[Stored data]
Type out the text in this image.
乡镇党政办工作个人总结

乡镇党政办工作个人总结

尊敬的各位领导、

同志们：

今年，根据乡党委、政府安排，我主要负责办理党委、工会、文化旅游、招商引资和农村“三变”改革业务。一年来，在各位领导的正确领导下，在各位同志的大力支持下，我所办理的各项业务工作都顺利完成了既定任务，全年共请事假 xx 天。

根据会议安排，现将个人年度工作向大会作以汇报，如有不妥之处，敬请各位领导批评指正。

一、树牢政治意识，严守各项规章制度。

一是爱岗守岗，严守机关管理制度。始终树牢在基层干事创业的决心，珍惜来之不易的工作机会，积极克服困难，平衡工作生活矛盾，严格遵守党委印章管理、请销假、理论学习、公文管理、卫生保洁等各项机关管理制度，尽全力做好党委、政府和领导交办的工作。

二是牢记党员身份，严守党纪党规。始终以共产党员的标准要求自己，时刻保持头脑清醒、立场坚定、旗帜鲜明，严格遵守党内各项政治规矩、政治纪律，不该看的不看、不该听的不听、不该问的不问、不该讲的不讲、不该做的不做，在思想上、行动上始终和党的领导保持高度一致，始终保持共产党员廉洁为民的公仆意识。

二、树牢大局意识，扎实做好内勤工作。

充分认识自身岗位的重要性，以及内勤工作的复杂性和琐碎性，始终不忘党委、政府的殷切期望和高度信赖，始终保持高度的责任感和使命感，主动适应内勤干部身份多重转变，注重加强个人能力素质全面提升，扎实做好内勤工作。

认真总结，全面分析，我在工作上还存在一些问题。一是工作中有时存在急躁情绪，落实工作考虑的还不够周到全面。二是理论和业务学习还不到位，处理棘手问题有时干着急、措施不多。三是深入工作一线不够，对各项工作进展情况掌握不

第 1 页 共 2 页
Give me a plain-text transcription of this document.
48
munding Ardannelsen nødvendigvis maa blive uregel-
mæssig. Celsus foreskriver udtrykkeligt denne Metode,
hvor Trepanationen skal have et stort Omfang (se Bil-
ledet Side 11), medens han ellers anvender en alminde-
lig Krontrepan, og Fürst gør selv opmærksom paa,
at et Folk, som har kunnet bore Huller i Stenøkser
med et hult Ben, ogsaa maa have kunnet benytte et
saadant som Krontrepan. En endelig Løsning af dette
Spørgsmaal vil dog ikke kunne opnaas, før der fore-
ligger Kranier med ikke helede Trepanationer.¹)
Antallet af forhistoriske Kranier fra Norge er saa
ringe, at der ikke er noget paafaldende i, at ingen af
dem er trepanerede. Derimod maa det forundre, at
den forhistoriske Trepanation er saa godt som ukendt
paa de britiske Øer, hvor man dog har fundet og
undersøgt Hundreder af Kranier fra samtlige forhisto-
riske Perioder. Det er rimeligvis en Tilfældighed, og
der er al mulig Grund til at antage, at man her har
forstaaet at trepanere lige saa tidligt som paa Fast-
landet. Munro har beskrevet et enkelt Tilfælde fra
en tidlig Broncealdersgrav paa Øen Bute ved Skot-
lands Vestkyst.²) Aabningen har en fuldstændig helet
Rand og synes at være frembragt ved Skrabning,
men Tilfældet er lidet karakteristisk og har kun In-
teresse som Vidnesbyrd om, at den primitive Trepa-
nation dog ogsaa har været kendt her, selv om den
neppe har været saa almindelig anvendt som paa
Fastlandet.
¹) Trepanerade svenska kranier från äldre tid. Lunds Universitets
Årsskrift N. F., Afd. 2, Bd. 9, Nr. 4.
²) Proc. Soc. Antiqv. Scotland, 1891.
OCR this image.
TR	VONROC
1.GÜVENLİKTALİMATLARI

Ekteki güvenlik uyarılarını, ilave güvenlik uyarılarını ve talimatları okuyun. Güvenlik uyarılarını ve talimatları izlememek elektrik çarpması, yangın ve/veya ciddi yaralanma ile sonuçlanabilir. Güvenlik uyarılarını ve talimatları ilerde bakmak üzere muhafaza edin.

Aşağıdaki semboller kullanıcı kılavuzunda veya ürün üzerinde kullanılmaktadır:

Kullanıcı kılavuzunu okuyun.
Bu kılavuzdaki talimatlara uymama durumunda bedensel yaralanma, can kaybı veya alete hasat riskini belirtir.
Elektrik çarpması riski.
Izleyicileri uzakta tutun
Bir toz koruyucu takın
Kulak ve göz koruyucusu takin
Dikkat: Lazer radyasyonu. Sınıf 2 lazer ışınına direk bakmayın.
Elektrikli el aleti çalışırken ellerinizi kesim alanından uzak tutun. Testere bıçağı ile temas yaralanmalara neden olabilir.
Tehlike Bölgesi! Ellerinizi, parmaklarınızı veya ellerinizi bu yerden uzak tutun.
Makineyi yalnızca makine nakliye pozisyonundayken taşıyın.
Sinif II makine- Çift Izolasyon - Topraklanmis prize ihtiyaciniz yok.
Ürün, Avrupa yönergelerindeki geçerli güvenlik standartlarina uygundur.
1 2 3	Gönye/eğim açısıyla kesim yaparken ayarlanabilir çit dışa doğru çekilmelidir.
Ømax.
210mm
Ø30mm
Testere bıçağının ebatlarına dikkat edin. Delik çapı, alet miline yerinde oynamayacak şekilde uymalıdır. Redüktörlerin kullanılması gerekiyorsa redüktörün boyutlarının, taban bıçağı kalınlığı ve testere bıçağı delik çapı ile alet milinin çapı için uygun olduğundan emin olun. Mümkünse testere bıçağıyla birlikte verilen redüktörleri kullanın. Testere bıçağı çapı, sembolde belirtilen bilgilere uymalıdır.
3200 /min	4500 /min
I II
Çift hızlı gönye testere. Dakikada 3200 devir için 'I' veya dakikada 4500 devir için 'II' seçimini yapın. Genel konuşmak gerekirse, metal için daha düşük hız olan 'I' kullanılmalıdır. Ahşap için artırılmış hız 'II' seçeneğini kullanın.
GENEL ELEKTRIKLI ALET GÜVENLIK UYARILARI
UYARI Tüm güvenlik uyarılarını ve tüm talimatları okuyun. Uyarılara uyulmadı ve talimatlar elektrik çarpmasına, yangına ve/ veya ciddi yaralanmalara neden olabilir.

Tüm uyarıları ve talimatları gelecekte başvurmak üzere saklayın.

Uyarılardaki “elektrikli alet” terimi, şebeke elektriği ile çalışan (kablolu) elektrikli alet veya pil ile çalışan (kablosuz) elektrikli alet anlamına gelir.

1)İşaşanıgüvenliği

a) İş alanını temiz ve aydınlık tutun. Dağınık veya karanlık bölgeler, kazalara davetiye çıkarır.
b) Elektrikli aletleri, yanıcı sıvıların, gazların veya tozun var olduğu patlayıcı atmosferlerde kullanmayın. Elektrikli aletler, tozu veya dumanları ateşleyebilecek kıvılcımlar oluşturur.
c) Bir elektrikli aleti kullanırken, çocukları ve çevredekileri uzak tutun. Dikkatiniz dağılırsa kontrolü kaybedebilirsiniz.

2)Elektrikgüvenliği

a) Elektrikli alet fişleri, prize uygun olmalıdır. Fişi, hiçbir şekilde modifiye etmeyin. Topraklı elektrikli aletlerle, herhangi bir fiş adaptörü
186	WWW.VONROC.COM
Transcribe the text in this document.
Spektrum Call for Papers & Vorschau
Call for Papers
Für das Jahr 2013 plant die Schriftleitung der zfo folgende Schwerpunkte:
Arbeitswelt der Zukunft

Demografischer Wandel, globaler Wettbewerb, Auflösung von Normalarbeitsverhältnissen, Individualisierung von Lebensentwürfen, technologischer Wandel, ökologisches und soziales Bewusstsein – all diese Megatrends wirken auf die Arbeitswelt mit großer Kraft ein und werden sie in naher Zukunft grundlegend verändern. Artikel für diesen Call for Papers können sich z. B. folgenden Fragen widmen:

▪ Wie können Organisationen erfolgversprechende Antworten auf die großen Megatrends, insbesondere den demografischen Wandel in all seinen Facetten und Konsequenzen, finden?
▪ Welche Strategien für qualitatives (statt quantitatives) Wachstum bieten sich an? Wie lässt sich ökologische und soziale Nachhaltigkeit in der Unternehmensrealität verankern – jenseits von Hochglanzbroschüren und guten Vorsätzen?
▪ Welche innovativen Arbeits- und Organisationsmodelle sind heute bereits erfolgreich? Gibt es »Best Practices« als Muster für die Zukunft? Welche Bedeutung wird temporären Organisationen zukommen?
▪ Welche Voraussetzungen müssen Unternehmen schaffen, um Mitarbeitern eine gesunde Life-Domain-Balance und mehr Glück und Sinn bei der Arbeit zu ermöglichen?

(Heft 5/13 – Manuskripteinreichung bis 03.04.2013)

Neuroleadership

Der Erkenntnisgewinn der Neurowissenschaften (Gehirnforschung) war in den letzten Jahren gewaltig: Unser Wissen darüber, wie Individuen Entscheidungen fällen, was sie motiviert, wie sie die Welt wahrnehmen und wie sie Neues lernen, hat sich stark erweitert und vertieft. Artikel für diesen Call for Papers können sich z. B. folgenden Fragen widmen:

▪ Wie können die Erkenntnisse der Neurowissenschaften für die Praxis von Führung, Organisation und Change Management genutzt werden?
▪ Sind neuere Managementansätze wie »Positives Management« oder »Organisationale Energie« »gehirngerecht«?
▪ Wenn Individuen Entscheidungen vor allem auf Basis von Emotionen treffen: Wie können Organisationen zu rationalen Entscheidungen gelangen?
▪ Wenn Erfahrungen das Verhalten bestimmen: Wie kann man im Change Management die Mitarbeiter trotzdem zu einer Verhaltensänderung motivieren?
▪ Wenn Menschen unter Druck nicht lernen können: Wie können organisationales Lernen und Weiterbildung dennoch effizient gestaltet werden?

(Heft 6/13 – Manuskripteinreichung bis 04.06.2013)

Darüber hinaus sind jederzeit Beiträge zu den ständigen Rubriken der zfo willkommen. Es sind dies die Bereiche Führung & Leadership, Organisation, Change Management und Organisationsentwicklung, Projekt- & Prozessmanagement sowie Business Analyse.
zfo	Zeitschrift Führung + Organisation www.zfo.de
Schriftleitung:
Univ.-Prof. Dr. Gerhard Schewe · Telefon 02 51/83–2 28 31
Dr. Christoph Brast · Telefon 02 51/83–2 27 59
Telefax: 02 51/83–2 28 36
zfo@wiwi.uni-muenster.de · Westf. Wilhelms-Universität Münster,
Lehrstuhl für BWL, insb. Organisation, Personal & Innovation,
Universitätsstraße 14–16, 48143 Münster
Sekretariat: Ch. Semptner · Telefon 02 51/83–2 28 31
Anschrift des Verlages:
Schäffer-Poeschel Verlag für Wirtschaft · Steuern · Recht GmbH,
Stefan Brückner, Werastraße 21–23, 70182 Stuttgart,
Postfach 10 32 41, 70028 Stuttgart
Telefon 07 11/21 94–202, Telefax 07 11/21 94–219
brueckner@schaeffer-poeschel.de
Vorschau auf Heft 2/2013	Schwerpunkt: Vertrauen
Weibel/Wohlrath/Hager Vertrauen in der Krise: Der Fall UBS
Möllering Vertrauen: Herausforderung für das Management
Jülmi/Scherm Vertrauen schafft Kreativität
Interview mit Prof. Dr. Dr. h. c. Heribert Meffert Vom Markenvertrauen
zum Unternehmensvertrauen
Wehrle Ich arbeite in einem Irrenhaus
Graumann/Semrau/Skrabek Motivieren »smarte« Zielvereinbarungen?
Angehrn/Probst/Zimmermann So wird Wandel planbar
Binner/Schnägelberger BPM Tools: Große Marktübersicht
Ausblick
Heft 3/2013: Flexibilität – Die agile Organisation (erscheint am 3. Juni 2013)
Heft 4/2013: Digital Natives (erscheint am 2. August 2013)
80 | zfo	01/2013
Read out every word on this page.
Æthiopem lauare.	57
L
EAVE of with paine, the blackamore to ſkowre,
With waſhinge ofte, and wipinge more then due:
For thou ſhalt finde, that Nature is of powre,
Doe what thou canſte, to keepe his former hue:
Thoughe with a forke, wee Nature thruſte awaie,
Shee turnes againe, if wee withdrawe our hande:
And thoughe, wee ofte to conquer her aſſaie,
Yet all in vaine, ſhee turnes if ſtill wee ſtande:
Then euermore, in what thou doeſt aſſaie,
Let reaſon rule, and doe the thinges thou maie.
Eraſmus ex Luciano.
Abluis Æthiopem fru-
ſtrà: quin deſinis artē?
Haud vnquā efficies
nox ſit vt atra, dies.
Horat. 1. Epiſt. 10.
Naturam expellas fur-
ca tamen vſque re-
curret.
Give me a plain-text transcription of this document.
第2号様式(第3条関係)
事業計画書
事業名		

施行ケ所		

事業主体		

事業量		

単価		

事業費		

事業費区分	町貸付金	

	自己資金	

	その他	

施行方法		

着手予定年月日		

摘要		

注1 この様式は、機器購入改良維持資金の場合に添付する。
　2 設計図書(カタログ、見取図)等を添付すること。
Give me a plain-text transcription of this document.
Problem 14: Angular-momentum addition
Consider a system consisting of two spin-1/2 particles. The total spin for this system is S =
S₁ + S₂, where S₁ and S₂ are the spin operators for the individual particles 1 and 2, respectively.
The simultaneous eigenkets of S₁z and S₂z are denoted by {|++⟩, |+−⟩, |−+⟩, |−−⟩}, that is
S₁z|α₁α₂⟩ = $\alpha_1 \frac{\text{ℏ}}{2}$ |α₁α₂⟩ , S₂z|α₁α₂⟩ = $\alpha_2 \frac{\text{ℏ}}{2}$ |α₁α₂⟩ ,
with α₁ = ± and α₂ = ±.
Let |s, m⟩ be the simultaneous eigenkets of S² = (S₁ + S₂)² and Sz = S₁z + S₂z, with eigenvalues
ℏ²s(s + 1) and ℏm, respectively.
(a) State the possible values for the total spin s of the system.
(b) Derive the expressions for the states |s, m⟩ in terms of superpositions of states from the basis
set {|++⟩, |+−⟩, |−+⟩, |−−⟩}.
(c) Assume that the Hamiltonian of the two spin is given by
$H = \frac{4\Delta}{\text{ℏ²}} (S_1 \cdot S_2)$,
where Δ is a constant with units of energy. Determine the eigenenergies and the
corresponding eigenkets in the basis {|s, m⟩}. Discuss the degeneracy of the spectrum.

Exercise instructions: Which lines of the data above contain "werden"? Copy each one.

Output:
Demografischer Wandel, globaler Wettbewerb, Auflösung von Normalarbeitsverhältnissen, Individualisierung von Lebensentwürfen, technologischer Wandel, ökologisches und soziales Bewusstsein – all diese Megatrends wirken auf die Arbeitswelt mit großer Kraft ein und werden sie in naher Zukunft grundlegend verändern. Artikel für diesen Call for Papers können sich z. B. folgenden Fragen widmen:
▪ Wie können die Erkenntnisse der Neurowissenschaften für die Praxis von Führung, Organisation und Change Management genutzt werden?
▪ Wenn Menschen unter Druck nicht lernen können: Wie können organisationales Lernen und Weiterbildung dennoch effizient gestaltet werden?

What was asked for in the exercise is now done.